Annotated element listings
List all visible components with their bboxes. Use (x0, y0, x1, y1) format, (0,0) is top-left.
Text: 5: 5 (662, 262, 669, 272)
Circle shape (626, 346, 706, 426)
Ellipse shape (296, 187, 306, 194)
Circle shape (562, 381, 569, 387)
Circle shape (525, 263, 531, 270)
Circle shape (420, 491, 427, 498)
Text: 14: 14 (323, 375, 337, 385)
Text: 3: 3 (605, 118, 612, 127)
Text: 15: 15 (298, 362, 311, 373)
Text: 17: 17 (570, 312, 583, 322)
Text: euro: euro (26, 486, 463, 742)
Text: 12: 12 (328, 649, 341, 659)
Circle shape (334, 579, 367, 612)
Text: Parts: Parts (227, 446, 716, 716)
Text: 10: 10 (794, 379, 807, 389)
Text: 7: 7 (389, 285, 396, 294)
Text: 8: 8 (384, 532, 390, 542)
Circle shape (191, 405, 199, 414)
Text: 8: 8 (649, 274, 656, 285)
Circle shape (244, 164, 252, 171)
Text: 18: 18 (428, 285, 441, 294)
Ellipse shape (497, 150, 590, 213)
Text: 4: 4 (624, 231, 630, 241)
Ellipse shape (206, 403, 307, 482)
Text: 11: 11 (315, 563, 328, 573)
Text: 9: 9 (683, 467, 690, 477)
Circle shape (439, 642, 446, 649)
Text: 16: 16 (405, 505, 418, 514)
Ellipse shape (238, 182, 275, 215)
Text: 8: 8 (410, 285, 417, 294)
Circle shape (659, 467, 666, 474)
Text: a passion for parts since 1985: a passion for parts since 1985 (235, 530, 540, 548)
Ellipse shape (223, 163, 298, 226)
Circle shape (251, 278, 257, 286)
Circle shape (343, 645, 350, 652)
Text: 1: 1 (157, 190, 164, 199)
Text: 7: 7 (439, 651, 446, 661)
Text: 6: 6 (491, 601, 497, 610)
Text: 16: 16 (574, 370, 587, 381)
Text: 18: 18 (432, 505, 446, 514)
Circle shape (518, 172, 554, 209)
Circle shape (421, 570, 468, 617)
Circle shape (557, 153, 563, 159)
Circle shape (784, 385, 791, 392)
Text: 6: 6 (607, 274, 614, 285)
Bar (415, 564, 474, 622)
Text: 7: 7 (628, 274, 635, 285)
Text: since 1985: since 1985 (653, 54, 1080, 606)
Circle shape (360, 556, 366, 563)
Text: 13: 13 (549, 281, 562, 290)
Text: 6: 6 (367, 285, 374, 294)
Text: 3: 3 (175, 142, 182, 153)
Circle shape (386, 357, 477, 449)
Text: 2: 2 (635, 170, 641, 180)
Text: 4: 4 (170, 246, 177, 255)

* [SET TASK]: Return, word for word, every line from the start of the entries up to and including the line with "Circle shape (420, 491, 427, 498)".

* [ANSWER TO THIS PROBLEM]:
List all visible components with their bboxes. Use (x0, y0, x1, y1) format, (0,0) is top-left.
Text: 5: 5 (662, 262, 669, 272)
Circle shape (626, 346, 706, 426)
Ellipse shape (296, 187, 306, 194)
Circle shape (562, 381, 569, 387)
Circle shape (525, 263, 531, 270)
Circle shape (420, 491, 427, 498)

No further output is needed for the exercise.